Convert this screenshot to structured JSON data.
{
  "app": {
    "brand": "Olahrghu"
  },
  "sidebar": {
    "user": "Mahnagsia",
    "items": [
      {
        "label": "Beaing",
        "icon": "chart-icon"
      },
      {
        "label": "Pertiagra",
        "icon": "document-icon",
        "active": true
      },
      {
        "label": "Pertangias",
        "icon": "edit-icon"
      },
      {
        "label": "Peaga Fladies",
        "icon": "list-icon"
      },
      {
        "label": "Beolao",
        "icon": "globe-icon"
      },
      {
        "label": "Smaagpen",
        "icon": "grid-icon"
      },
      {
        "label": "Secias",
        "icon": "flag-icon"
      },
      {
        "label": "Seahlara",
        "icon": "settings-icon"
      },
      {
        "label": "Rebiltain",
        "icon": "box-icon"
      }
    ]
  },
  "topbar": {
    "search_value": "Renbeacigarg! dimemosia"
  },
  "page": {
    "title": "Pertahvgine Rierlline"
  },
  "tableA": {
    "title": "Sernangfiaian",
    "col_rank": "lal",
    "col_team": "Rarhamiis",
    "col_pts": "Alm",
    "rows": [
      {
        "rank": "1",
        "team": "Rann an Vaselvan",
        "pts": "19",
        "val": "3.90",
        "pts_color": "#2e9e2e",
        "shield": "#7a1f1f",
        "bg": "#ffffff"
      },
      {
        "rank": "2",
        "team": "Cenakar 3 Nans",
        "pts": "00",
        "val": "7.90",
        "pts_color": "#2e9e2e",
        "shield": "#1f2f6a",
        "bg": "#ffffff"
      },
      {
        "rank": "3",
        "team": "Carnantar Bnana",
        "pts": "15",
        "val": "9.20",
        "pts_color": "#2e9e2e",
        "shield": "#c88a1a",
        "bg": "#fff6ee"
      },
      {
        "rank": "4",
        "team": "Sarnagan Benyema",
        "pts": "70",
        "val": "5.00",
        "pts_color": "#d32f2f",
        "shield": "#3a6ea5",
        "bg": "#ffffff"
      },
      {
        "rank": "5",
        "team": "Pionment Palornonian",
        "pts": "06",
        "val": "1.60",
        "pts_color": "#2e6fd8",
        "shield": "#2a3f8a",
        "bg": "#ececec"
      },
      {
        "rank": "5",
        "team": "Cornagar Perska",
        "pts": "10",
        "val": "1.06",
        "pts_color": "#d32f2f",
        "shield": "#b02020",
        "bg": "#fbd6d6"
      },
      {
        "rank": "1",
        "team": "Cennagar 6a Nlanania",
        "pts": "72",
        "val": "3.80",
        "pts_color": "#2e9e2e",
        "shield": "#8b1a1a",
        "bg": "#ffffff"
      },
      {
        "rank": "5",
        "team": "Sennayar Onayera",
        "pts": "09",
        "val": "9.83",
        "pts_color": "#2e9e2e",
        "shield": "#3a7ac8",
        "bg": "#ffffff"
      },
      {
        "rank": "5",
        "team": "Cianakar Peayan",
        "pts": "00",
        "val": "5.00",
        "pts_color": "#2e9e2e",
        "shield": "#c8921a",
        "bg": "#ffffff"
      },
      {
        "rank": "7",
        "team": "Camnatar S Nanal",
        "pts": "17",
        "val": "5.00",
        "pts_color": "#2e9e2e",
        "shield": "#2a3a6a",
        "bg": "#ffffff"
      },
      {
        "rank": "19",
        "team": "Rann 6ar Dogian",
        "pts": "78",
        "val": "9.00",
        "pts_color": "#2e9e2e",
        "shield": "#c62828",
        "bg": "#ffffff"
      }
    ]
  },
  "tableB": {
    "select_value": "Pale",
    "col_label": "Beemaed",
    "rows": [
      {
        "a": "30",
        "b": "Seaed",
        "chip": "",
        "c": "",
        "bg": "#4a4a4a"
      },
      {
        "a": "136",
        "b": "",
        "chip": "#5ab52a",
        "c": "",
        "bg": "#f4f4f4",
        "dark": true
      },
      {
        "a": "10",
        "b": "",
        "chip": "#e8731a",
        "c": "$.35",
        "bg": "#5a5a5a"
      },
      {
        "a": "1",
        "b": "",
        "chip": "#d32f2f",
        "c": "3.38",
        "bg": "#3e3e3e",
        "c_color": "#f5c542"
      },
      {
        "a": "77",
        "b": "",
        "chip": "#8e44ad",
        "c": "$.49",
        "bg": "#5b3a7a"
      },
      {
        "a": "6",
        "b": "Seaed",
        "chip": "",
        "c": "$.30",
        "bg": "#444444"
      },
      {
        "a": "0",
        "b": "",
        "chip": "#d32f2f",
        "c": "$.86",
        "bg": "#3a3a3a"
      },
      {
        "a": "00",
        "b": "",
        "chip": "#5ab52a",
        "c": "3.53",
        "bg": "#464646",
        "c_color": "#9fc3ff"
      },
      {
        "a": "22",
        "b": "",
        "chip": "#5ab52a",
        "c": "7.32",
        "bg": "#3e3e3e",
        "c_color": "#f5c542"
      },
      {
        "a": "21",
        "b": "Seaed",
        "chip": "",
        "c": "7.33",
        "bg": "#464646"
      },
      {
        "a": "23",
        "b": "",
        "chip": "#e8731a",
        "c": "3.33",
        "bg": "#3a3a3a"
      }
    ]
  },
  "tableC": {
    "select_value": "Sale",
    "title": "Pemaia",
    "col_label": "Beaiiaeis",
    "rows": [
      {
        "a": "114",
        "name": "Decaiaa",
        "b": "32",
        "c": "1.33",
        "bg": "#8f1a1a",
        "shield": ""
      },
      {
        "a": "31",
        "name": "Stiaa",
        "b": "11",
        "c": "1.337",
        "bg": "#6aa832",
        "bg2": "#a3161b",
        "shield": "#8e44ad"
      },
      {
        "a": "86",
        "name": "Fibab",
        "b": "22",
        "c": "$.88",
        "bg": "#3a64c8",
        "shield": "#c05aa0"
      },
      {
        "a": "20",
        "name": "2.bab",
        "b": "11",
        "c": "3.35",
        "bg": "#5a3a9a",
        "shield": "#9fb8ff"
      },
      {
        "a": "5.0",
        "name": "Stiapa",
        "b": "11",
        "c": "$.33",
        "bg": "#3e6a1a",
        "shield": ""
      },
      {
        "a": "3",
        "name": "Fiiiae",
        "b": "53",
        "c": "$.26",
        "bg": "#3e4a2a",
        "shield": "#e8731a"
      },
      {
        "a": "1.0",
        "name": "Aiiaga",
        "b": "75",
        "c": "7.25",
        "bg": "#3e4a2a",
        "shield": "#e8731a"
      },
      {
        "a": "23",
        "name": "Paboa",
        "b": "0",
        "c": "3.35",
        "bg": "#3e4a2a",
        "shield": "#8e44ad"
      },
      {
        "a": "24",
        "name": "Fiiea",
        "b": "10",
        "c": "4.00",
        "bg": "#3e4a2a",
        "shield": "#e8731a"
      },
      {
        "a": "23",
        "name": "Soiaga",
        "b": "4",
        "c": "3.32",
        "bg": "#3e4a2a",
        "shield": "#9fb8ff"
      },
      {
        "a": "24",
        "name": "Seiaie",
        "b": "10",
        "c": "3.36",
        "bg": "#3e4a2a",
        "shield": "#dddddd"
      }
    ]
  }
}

Set problem:
Using the data above, return each line exactly as written.

Answer to the task:
Convert this screenshot to structured JSON data.
{
  "app": {
    "brand": "Olahrghu"
  },
  "sidebar": {
    "user": "Mahnagsia",
    "items": [
      {
        "label": "Beaing",
        "icon": "chart-icon"
      },
      {
        "label": "Pertiagra",
        "icon": "document-icon",
        "active": true
      },
      {
        "label": "Pertangias",
        "icon": "edit-icon"
      },
      {
        "label": "Peaga Fladies",
        "icon": "list-icon"
      },
      {
        "label": "Beolao",
        "icon": "globe-icon"
      },
      {
        "label": "Smaagpen",
        "icon": "grid-icon"
      },
      {
        "label": "Secias",
        "icon": "flag-icon"
      },
      {
        "label": "Seahlara",
        "icon": "settings-icon"
      },
      {
        "label": "Rebiltain",
        "icon": "box-icon"
      }
    ]
  },
  "topbar": {
    "search_value": "Renbeacigarg! dimemosia"
  },
  "page": {
    "title": "Pertahvgine Rierlline"
  },
  "tableA": {
    "title": "Sernangfiaian",
    "col_rank": "lal",
    "col_team": "Rarhamiis",
    "col_pts": "Alm",
    "rows": [
      {
        "rank": "1",
        "team": "Rann an Vaselvan",
        "pts": "19",
        "val": "3.90",
        "pts_color": "#2e9e2e",
        "shield": "#7a1f1f",
        "bg": "#ffffff"
      },
      {
        "rank": "2",
        "team": "Cenakar 3 Nans",
        "pts": "00",
        "val": "7.90",
        "pts_color": "#2e9e2e",
        "shield": "#1f2f6a",
        "bg": "#ffffff"
      },
      {
        "rank": "3",
        "team": "Carnantar Bnana",
        "pts": "15",
        "val": "9.20",
        "pts_color": "#2e9e2e",
        "shield": "#c88a1a",
        "bg": "#fff6ee"
      },
      {
        "rank": "4",
        "team": "Sarnagan Benyema",
        "pts": "70",
        "val": "5.00",
        "pts_color": "#d32f2f",
        "shield": "#3a6ea5",
        "bg": "#ffffff"
      },
      {
        "rank": "5",
        "team": "Pionment Palornonian",
        "pts": "06",
        "val": "1.60",
        "pts_color": "#2e6fd8",
        "shield": "#2a3f8a",
        "bg": "#ececec"
      },
      {
        "rank": "5",
        "team": "Cornagar Perska",
        "pts": "10",
        "val": "1.06",
        "pts_color": "#d32f2f",
        "shield": "#b02020",
        "bg": "#fbd6d6"
      },
      {
        "rank": "1",
        "team": "Cennagar 6a Nlanania",
        "pts": "72",
        "val": "3.80",
        "pts_color": "#2e9e2e",
        "shield": "#8b1a1a",
        "bg": "#ffffff"
      },
      {
        "rank": "5",
        "team": "Sennayar Onayera",
        "pts": "09",
        "val": "9.83",
        "pts_color": "#2e9e2e",
        "shield": "#3a7ac8",
        "bg": "#ffffff"
      },
      {
        "rank": "5",
        "team": "Cianakar Peayan",
        "pts": "00",
        "val": "5.00",
        "pts_color": "#2e9e2e",
        "shield": "#c8921a",
        "bg": "#ffffff"
      },
      {
        "rank": "7",
        "team": "Camnatar S Nanal",
        "pts": "17",
        "val": "5.00",
        "pts_color": "#2e9e2e",
        "shield": "#2a3a6a",
        "bg": "#ffffff"
      },
      {
        "rank": "19",
        "team": "Rann 6ar Dogian",
        "pts": "78",
        "val": "9.00",
        "pts_color": "#2e9e2e",
        "shield": "#c62828",
        "bg": "#ffffff"
      }
    ]
  },
  "tableB": {
    "select_value": "Pale",
    "col_label": "Beemaed",
    "rows": [
      {
        "a": "30",
        "b": "Seaed",
        "chip": "",
        "c": "",
        "bg": "#4a4a4a"
      },
      {
        "a": "136",
        "b": "",
        "chip": "#5ab52a",
        "c": "",
        "bg": "#f4f4f4",
        "dark": true
      },
      {
        "a": "10",
        "b": "",
        "chip": "#e8731a",
        "c": "$.35",
        "bg": "#5a5a5a"
      },
      {
        "a": "1",
        "b": "",
        "chip": "#d32f2f",
        "c": "3.38",
        "bg": "#3e3e3e",
        "c_color": "#f5c542"
      },
      {
        "a": "77",
        "b": "",
        "chip": "#8e44ad",
        "c": "$.49",
        "bg": "#5b3a7a"
      },
      {
        "a": "6",
        "b": "Seaed",
        "chip": "",
        "c": "$.30",
        "bg": "#444444"
      },
      {
        "a": "0",
        "b": "",
        "chip": "#d32f2f",
        "c": "$.86",
        "bg": "#3a3a3a"
      },
      {
        "a": "00",
        "b": "",
        "chip": "#5ab52a",
        "c": "3.53",
        "bg": "#464646",
        "c_color": "#9fc3ff"
      },
      {
        "a": "22",
        "b": "",
        "chip": "#5ab52a",
        "c": "7.32",
        "bg": "#3e3e3e",
        "c_color": "#f5c542"
      },
      {
        "a": "21",
        "b": "Seaed",
        "chip": "",
        "c": "7.33",
        "bg": "#464646"
      },
      {
        "a": "23",
        "b": "",
        "chip": "#e8731a",
        "c": "3.33",
        "bg": "#3a3a3a"
      }
    ]
  },
  "tableC": {
    "select_value": "Sale",
    "title": "Pemaia",
    "col_label": "Beaiiaeis",
    "rows": [
      {
        "a": "114",
        "name": "Decaiaa",
        "b": "32",
        "c": "1.33",
        "bg": "#8f1a1a",
        "shield": ""
      },
      {
        "a": "31",
        "name": "Stiaa",
        "b": "11",
        "c": "1.337",
        "bg": "#6aa832",
        "bg2": "#a3161b",
        "shield": "#8e44ad"
      },
      {
        "a": "86",
        "name": "Fibab",
        "b": "22",
        "c": "$.88",
        "bg": "#3a64c8",
        "shield": "#c05aa0"
      },
      {
        "a": "20",
        "name": "2.bab",
        "b": "11",
        "c": "3.35",
        "bg": "#5a3a9a",
        "shield": "#9fb8ff"
      },
      {
        "a": "5.0",
        "name": "Stiapa",
        "b": "11",
        "c": "$.33",
        "bg": "#3e6a1a",
        "shield": ""
      },
      {
        "a": "3",
        "name": "Fiiiae",
        "b": "53",
        "c": "$.26",
        "bg": "#3e4a2a",
        "shield": "#e8731a"
      },
      {
        "a": "1.0",
        "name": "Aiiaga",
        "b": "75",
        "c": "7.25",
        "bg": "#3e4a2a",
        "shield": "#e8731a"
      },
      {
        "a": "23",
        "name": "Paboa",
        "b": "0",
        "c": "3.35",
        "bg": "#3e4a2a",
        "shield": "#8e44ad"
      },
      {
        "a": "24",
        "name": "Fiiea",
        "b": "10",
        "c": "4.00",
        "bg": "#3e4a2a",
        "shield": "#e8731a"
      },
      {
        "a": "23",
        "name": "Soiaga",
        "b": "4",
        "c": "3.32",
        "bg": "#3e4a2a",
        "shield": "#9fb8ff"
      },
      {
        "a": "24",
        "name": "Seiaie",
        "b": "10",
        "c": "3.36",
        "bg": "#3e4a2a",
        "shield": "#dddddd"
      }
    ]
  }
}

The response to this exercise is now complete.